**Exercise instructions**.
Extract each line from the entries below that has the string "Leading" in it.

**Dataset records**.

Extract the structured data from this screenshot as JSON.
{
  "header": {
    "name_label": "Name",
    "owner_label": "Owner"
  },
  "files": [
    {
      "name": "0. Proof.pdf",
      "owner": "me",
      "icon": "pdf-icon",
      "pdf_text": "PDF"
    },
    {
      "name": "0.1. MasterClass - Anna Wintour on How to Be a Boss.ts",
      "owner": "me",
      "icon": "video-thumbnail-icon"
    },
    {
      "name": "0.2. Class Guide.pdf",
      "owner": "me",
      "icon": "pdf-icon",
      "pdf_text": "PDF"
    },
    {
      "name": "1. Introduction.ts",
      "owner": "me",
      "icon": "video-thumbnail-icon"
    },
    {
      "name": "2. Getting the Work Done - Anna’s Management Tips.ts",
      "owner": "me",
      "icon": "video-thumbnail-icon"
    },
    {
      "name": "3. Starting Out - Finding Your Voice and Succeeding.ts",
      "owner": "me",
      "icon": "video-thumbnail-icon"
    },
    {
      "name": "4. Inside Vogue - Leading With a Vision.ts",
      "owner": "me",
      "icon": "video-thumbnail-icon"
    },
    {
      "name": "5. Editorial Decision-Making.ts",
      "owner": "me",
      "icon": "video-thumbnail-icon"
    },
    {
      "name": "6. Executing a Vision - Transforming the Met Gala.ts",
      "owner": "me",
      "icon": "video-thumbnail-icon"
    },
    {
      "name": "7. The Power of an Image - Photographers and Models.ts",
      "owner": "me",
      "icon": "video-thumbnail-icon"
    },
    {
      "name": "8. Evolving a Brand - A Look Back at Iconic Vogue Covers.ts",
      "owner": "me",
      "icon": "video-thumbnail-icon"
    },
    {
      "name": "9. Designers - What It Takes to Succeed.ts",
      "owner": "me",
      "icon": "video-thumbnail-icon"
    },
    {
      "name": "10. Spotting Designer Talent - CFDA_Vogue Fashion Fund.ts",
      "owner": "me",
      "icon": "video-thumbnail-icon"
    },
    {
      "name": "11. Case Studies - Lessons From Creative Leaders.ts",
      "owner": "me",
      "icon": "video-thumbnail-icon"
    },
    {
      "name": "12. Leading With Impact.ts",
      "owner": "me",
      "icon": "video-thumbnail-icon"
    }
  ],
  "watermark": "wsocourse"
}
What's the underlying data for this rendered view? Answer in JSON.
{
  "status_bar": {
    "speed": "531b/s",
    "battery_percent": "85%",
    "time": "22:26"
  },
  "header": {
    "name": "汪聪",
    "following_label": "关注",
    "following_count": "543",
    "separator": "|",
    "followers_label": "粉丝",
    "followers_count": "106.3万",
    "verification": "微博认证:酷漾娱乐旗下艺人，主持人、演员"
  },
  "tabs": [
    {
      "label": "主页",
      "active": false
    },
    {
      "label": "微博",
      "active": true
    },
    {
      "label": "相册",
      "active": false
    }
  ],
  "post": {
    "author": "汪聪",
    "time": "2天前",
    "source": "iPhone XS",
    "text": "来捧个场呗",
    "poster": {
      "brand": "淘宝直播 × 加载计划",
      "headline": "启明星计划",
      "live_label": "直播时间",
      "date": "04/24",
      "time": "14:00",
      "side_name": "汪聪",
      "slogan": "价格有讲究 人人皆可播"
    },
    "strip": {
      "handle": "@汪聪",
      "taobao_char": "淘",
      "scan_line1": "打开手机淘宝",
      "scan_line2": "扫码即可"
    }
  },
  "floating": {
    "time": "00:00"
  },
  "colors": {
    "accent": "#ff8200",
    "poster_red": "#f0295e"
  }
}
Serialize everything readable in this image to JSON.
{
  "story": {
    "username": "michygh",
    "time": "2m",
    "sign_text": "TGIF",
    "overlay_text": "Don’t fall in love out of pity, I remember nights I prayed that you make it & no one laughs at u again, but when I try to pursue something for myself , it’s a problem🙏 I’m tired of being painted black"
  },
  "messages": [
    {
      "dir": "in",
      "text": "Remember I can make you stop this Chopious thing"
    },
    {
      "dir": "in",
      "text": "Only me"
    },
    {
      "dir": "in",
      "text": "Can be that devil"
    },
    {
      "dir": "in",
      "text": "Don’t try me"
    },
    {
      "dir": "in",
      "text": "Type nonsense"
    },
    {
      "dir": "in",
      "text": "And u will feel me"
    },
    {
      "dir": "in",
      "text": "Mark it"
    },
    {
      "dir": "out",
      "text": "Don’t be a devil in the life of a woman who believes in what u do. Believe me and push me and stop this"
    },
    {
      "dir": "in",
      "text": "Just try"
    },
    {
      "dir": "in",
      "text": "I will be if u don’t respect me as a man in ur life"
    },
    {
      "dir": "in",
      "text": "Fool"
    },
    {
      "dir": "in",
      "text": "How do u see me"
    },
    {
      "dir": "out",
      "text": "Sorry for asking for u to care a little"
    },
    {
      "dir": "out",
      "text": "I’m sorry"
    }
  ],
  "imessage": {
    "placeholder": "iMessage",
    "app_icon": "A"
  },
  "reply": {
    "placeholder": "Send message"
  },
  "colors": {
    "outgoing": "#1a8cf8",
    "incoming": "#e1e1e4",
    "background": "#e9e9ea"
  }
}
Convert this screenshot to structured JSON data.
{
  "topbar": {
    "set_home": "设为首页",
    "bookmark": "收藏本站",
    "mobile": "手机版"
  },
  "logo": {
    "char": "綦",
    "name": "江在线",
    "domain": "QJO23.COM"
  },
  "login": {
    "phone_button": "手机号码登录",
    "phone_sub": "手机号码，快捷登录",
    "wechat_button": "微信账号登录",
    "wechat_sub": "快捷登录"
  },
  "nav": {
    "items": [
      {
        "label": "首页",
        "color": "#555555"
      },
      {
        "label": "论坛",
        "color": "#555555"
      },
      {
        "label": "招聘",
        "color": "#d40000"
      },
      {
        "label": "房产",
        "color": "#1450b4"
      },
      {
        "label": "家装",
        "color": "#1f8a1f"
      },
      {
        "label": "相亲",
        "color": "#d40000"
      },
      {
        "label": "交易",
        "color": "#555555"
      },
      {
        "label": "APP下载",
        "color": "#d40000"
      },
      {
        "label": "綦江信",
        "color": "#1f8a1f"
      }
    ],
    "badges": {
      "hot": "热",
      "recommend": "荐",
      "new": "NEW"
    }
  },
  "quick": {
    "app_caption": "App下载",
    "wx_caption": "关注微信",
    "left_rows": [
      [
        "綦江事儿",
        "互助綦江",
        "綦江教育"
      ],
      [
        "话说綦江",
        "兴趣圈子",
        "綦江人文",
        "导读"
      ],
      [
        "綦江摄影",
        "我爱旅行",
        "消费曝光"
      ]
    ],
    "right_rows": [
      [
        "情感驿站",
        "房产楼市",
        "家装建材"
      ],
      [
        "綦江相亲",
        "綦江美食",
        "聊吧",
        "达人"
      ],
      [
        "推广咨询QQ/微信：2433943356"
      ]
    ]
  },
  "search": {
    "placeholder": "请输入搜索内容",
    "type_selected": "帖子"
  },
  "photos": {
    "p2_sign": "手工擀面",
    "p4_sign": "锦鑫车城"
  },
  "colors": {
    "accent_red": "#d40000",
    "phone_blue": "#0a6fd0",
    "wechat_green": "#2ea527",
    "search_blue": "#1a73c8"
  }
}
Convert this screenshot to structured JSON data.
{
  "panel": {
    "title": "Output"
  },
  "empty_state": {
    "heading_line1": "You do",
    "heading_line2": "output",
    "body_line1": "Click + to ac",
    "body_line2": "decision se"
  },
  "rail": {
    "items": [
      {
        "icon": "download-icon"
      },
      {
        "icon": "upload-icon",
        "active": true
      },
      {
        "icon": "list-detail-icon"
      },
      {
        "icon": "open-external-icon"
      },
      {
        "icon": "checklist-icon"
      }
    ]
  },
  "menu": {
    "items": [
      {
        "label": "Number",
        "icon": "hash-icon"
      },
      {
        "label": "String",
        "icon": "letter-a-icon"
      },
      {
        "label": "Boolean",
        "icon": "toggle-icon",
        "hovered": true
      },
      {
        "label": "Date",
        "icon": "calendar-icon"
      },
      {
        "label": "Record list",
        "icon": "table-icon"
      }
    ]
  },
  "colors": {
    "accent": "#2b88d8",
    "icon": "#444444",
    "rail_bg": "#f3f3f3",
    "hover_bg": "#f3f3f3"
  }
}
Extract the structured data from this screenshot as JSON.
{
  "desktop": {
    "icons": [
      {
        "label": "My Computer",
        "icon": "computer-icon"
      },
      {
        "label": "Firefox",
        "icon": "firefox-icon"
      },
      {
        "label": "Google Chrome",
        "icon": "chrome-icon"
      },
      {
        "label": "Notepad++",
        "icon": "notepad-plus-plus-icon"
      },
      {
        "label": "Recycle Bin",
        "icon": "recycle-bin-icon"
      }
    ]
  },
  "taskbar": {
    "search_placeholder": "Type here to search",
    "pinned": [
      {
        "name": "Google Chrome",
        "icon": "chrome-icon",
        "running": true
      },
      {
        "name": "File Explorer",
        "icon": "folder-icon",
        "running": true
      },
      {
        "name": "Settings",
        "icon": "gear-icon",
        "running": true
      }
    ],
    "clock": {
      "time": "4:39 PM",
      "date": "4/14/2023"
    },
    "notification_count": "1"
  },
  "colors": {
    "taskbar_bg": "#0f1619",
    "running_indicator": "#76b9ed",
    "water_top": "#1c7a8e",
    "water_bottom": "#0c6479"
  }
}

**Output**.
      "name": "4. Inside Vogue - Leading With a Vision.ts",
      "name": "12. Leading With Impact.ts",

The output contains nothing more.